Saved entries
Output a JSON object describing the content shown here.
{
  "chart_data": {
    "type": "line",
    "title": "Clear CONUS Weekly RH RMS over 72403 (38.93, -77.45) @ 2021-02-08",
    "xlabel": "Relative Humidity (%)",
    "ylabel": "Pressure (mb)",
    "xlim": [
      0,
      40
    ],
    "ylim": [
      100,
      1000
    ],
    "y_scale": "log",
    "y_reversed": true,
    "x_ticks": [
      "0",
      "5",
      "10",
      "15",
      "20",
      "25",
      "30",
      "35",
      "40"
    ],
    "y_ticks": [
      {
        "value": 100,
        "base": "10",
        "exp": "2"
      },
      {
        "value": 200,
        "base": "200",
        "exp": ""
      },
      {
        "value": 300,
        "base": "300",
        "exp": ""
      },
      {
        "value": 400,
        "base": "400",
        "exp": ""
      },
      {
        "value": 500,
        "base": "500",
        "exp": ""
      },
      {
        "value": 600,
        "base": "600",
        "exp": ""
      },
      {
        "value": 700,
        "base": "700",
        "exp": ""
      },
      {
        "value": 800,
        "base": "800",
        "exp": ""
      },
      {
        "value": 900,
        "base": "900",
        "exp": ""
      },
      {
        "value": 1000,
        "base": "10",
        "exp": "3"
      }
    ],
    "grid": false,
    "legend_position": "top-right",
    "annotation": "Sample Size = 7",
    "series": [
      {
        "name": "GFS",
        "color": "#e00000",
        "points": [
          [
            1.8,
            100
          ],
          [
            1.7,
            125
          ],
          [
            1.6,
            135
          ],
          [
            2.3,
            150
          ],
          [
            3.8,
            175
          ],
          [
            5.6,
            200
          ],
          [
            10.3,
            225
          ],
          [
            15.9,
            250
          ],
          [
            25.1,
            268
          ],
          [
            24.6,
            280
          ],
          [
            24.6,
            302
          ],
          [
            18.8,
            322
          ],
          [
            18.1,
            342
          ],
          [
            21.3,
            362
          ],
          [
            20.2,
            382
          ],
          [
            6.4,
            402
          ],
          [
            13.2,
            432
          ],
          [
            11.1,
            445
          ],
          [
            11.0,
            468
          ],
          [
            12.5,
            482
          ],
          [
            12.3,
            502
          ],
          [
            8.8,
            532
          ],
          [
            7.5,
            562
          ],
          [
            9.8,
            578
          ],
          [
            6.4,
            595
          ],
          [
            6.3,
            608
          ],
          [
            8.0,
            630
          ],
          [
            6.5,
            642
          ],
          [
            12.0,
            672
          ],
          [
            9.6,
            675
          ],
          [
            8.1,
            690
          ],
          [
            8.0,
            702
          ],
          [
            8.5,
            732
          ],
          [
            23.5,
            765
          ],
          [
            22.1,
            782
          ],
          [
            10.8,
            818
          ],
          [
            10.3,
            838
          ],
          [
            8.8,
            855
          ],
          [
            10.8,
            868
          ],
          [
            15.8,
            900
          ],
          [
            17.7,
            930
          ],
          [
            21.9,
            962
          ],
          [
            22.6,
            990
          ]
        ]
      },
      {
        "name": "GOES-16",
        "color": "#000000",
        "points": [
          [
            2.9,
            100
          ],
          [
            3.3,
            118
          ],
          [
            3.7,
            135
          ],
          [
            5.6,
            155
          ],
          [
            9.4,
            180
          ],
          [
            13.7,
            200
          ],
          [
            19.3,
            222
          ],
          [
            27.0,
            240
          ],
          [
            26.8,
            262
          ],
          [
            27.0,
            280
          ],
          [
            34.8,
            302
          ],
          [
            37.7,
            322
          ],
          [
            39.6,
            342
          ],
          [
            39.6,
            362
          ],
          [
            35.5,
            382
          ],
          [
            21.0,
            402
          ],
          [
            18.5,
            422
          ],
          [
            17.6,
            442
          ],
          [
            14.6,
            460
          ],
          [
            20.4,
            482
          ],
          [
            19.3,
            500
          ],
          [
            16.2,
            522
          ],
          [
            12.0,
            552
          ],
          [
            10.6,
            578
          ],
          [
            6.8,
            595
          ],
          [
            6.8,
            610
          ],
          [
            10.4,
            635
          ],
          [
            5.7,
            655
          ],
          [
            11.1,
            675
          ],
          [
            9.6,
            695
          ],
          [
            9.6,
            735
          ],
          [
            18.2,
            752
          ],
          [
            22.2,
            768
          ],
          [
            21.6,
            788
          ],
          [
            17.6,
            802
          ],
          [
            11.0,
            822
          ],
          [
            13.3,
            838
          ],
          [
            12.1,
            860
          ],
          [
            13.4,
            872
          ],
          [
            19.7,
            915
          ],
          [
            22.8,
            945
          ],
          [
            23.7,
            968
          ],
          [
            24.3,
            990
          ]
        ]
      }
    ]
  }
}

GOAL » Filter the records, keeping only lines that contain "value", and show those lines.

WRITTEN ANSWER »
        "value": 100,
        "value": 200,
        "value": 300,
        "value": 400,
        "value": 500,
        "value": 600,
        "value": 700,
        "value": 800,
        "value": 900,
        "value": 1000,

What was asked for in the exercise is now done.